--- START OF Material for this exercise ---

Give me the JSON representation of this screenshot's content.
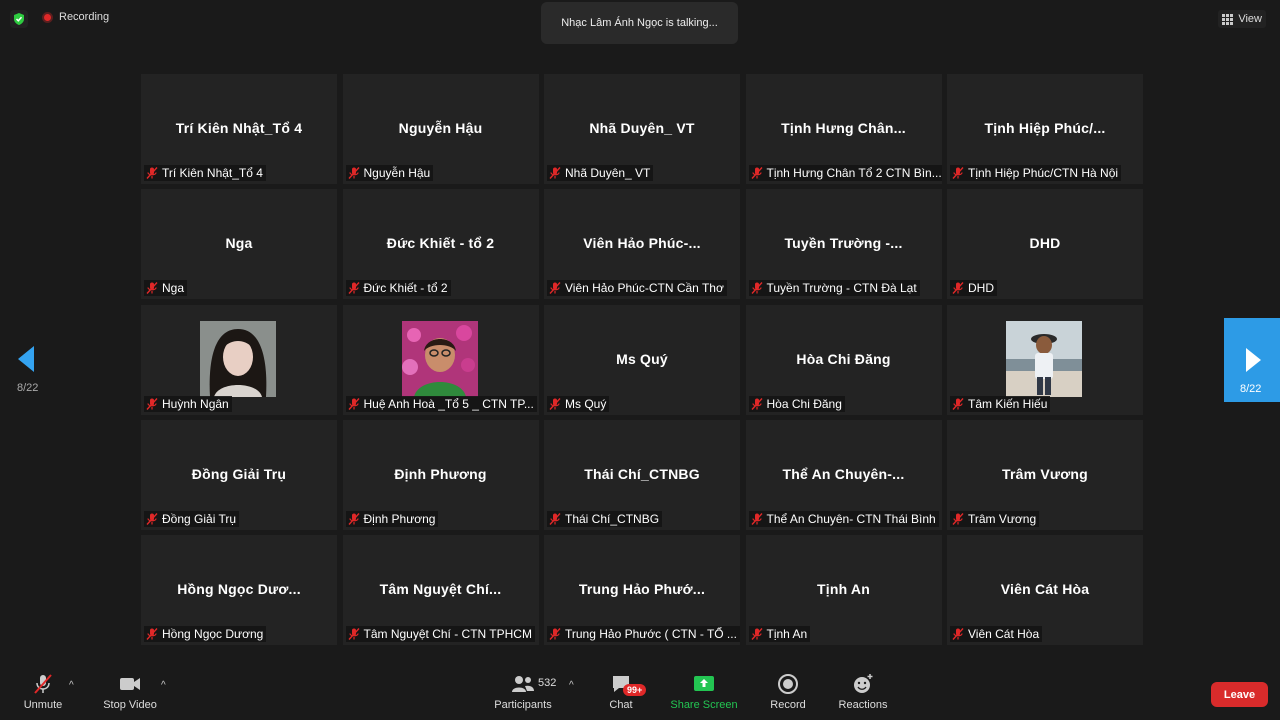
{
  "top": {
    "recording_label": "Recording",
    "talking": "Nhạc Lâm Ánh Ngọc is talking...",
    "view_label": "View"
  },
  "pagination": {
    "left": "8/22",
    "right": "8/22"
  },
  "participants": [
    {
      "name": "Trí Kiên Nhật_Tổ 4",
      "label": "Trí Kiên Nhật_Tổ 4"
    },
    {
      "name": "Nguyễn Hậu",
      "label": "Nguyễn Hậu"
    },
    {
      "name": "Nhã Duyên_ VT",
      "label": "Nhã Duyên_ VT"
    },
    {
      "name": "Tịnh Hưng Chân...",
      "label": "Tịnh Hưng Chân Tổ 2 CTN Bìn..."
    },
    {
      "name": "Tịnh Hiệp Phúc/...",
      "label": "Tịnh Hiệp Phúc/CTN Hà Nội"
    },
    {
      "name": "Nga",
      "label": "Nga"
    },
    {
      "name": "Đức Khiết - tổ 2",
      "label": "Đức Khiết - tổ 2"
    },
    {
      "name": "Viên Hảo Phúc-...",
      "label": "Viên Hảo Phúc-CTN Cần Thơ"
    },
    {
      "name": "Tuyền Trường -...",
      "label": "Tuyền Trường - CTN Đà Lạt"
    },
    {
      "name": "DHD",
      "label": "DHD"
    },
    {
      "name": "",
      "label": "Huỳnh Ngân",
      "photo": "long-hair-woman"
    },
    {
      "name": "",
      "label": "Huệ Anh Hoà _Tổ 5 _ CTN TP...",
      "photo": "woman-flowers"
    },
    {
      "name": "Ms Quý",
      "label": "Ms Quý"
    },
    {
      "name": "Hòa Chi Đăng",
      "label": "Hòa Chi Đăng"
    },
    {
      "name": "",
      "label": "Tâm Kiến Hiếu",
      "photo": "person-beach"
    },
    {
      "name": "Đồng Giải Trụ",
      "label": "Đồng Giải Trụ"
    },
    {
      "name": "Định Phương",
      "label": "Định Phương"
    },
    {
      "name": "Thái Chí_CTNBG",
      "label": "Thái Chí_CTNBG"
    },
    {
      "name": "Thể An Chuyên-...",
      "label": "Thể An Chuyên- CTN Thái Bình"
    },
    {
      "name": "Trâm Vương",
      "label": "Trâm Vương"
    },
    {
      "name": "Hồng Ngọc Dươ...",
      "label": "Hồng Ngọc Dương"
    },
    {
      "name": "Tâm Nguyệt Chí...",
      "label": "Tâm Nguyệt Chí - CTN TPHCM"
    },
    {
      "name": "Trung Hảo Phướ...",
      "label": "Trung Hảo Phước ( CTN - TỔ ..."
    },
    {
      "name": "Tịnh An",
      "label": "Tịnh An"
    },
    {
      "name": "Viên Cát Hòa",
      "label": "Viên Cát Hòa"
    }
  ],
  "toolbar": {
    "unmute": "Unmute",
    "stop_video": "Stop Video",
    "participants": "Participants",
    "participants_count": "532",
    "chat": "Chat",
    "chat_badge": "99+",
    "share_screen": "Share Screen",
    "record": "Record",
    "reactions": "Reactions",
    "leave": "Leave"
  },
  "colors": {
    "accent": "#2d9be6",
    "share_green": "#23c552",
    "leave_red": "#d92b2b",
    "mic_off_red": "#e02828"
  }
}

--- END OF Material for this exercise ---

### Objective
Search the entries for the word "Nguyệt" and pick out every line that holds it.

### The response
      "name": "Tâm Nguyệt Chí...",
      "label": "Tâm Nguyệt Chí - CTN TPHCM"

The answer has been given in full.